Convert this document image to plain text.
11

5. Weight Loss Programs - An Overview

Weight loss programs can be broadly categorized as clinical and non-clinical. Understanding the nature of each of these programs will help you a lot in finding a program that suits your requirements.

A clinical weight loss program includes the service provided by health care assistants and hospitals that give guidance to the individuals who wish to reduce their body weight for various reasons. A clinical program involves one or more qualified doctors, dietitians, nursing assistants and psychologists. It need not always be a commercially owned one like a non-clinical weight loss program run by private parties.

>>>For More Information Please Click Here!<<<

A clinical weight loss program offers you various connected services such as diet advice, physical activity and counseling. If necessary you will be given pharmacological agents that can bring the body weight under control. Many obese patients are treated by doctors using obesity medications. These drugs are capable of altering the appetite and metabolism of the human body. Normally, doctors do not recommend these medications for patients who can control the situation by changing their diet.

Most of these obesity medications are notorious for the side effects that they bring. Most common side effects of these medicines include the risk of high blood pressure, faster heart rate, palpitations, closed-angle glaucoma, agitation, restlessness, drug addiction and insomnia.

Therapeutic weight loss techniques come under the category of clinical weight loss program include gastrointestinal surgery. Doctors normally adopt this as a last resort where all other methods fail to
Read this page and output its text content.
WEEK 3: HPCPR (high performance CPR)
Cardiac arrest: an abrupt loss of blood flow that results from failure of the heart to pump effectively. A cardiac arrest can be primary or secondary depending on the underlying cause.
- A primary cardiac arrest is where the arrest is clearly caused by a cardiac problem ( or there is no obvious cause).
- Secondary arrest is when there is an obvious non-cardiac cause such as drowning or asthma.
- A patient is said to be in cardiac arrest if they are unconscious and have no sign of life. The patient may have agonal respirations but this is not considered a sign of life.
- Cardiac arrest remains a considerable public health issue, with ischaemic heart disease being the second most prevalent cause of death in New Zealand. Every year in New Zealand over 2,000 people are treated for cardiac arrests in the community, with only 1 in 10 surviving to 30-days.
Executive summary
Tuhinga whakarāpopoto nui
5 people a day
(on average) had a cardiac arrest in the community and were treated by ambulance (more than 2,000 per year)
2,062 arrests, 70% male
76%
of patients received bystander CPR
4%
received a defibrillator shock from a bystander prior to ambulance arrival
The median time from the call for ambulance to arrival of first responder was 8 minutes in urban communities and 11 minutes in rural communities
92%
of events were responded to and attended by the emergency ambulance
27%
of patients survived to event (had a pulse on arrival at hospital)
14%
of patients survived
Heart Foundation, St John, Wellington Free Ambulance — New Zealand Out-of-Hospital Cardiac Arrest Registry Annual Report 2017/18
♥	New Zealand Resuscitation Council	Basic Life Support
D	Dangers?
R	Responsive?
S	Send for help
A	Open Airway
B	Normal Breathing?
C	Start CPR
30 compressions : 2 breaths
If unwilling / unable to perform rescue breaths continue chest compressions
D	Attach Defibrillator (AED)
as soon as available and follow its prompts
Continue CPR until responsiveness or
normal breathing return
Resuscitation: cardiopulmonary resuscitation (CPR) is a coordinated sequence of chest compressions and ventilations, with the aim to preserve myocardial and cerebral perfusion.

────────

EXERCISE BRIEF: Copy out every line of the records that the string "people" appears in.

RESPONSE AREA:
- Cardiac arrest remains a considerable public health issue, with ischaemic heart disease being the second most prevalent cause of death in New Zealand. Every year in New Zealand over 2,000 people are treated for cardiac arrests in the community, with only 1 in 10 surviving to 30-days.
5 people a day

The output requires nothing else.